Written task »
Scan the records below. List lines holding "Resilience".

'''

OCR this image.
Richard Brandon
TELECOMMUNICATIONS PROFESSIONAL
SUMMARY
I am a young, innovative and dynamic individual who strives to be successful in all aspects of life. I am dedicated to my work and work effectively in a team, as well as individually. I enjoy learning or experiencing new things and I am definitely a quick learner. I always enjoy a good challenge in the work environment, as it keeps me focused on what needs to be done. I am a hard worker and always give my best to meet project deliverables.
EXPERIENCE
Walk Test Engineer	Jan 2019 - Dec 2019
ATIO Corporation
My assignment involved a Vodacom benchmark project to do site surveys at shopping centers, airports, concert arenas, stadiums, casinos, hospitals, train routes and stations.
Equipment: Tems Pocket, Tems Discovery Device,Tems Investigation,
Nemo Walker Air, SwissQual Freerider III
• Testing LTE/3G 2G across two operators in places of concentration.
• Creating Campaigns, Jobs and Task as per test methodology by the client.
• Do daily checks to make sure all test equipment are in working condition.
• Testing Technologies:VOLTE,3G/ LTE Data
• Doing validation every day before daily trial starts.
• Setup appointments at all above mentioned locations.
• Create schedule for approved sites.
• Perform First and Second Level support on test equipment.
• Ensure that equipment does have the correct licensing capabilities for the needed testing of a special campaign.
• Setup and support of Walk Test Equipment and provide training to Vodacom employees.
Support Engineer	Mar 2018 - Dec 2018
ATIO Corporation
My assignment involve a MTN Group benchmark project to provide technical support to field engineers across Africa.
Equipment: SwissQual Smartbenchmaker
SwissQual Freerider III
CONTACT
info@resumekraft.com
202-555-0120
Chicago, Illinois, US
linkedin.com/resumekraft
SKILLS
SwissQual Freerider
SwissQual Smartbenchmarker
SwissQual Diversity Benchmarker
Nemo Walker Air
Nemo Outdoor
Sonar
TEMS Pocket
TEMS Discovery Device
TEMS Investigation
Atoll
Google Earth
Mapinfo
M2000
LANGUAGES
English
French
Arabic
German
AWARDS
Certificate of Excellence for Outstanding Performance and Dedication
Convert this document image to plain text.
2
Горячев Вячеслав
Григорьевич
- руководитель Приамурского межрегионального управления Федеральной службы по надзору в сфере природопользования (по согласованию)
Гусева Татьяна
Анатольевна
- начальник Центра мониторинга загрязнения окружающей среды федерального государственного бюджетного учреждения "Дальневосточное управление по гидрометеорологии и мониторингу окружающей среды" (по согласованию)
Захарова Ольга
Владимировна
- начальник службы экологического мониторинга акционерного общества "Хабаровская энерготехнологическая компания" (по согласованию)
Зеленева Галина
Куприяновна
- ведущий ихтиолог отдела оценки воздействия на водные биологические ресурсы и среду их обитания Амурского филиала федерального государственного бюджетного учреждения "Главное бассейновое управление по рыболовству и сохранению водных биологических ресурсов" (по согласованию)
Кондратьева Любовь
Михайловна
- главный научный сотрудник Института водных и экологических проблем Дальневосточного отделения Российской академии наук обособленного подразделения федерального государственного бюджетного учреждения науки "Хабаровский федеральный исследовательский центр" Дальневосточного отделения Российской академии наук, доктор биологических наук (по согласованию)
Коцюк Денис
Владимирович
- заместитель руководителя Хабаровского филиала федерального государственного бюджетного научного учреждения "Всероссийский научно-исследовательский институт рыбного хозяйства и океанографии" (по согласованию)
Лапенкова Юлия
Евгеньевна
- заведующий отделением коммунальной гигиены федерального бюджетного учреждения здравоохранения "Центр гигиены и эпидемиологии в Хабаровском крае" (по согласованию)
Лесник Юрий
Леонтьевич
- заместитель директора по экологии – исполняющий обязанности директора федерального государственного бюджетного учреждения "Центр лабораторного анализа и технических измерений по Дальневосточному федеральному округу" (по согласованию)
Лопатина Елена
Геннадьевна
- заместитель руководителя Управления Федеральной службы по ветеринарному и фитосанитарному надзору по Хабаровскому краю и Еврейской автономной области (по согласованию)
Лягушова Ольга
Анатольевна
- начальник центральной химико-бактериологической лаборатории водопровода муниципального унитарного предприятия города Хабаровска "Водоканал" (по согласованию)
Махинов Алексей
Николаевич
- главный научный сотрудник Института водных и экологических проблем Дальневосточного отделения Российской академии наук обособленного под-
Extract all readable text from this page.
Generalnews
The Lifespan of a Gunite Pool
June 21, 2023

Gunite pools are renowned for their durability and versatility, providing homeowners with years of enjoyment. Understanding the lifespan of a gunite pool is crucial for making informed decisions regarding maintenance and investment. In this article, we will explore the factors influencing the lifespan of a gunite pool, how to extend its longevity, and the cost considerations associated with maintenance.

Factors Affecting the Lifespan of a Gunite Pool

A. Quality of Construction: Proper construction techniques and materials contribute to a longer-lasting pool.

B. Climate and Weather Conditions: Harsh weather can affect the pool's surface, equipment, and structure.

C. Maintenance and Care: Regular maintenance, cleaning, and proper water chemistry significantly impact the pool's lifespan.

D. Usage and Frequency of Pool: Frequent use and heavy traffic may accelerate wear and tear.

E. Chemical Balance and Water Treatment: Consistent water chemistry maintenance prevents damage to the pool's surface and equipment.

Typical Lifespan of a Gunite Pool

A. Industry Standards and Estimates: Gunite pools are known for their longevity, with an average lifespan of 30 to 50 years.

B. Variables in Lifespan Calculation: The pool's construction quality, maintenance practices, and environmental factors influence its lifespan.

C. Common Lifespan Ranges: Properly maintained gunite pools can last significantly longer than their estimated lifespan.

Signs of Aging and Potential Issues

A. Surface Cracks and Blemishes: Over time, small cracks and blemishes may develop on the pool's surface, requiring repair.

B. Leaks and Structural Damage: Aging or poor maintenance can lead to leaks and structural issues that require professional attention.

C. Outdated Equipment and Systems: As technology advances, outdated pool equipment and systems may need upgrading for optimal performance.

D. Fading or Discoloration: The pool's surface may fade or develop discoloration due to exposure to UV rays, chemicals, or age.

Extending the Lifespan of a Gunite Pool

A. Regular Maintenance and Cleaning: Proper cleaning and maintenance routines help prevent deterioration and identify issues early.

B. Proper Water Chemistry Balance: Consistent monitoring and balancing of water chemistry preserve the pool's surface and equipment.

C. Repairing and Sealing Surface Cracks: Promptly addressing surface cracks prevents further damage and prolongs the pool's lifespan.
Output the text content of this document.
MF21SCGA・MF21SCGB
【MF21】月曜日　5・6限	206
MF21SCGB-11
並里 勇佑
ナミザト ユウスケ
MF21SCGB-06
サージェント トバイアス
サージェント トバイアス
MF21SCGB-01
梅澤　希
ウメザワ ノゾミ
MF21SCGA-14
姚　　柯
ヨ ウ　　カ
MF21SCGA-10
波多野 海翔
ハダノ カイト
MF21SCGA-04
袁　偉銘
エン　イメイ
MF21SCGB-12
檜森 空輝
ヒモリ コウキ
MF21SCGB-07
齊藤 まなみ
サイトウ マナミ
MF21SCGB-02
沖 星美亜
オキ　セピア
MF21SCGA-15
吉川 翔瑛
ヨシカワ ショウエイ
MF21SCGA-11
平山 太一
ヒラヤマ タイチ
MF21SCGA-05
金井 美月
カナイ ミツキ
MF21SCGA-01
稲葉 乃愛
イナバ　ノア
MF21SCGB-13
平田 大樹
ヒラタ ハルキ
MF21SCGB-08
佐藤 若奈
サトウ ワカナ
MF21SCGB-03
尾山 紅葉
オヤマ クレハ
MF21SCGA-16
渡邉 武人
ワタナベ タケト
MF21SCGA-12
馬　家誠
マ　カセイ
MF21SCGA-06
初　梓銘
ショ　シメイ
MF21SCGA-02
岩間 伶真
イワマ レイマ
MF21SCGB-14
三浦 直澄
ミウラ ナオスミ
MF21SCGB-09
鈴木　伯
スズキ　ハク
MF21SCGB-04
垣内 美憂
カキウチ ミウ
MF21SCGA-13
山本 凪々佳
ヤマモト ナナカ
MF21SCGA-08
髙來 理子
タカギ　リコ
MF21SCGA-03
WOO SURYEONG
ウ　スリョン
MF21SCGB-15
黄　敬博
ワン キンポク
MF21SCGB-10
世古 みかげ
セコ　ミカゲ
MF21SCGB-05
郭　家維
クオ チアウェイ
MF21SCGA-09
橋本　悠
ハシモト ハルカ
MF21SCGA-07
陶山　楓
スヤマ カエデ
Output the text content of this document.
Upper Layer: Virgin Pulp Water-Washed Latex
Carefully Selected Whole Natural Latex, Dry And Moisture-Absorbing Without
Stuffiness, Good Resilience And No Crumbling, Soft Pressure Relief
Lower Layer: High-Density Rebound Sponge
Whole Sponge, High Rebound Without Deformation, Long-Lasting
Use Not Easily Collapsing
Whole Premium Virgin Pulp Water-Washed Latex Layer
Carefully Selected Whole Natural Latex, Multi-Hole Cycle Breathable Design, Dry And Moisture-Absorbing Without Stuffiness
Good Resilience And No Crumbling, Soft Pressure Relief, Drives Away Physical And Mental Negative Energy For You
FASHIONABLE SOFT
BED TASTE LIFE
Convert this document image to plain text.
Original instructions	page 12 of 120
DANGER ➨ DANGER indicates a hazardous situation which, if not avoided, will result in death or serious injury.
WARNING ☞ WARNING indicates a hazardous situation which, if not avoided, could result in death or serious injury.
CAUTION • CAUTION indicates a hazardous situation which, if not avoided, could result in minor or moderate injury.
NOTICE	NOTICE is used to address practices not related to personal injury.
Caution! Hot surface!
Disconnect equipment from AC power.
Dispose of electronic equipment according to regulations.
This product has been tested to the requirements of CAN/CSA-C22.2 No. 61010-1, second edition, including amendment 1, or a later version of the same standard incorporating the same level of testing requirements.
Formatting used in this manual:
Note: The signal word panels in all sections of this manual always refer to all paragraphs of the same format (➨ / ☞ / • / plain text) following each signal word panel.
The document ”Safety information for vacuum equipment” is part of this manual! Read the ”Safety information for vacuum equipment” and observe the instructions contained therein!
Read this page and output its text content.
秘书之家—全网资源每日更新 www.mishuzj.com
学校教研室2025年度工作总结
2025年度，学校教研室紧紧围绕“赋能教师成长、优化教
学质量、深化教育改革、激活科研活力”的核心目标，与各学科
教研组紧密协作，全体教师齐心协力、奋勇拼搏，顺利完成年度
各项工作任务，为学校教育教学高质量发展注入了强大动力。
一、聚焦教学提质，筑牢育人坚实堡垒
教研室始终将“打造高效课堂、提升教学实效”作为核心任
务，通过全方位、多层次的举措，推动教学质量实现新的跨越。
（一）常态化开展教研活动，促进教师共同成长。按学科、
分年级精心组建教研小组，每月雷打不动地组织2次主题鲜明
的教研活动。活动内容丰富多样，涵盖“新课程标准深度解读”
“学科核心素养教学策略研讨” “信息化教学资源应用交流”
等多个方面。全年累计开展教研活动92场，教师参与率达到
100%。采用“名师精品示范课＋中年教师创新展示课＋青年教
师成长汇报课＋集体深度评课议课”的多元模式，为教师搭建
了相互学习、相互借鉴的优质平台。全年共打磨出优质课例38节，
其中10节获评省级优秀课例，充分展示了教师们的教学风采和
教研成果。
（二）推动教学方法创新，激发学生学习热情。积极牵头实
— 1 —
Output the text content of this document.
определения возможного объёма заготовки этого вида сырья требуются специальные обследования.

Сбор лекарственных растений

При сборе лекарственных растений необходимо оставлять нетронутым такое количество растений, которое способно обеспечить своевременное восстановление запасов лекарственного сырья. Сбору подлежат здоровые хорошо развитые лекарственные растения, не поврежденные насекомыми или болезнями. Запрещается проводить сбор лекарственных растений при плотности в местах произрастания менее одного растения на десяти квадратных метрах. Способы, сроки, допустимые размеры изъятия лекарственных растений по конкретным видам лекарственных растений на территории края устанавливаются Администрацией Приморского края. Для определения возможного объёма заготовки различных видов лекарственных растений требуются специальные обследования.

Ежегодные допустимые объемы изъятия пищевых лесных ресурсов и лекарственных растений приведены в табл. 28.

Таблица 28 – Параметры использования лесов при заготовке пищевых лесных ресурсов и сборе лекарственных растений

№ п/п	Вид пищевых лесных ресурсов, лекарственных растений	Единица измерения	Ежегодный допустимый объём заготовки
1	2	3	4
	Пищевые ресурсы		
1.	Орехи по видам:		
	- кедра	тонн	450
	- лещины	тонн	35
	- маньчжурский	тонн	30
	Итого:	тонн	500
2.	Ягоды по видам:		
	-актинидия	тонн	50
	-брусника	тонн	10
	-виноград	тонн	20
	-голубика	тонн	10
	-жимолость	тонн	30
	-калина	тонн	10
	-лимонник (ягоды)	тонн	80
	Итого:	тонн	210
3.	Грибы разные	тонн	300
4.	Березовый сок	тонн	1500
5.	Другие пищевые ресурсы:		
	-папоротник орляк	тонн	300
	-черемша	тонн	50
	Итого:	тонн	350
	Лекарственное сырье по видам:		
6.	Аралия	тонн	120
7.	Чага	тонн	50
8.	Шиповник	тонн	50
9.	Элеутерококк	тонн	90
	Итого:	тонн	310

'''

Full solution »
Stuffiness, Good Resilience And No Crumbling, Soft Pressure Relief
Good Resilience And No Crumbling, Soft Pressure Relief, Drives Away Physical And Mental Negative Energy For You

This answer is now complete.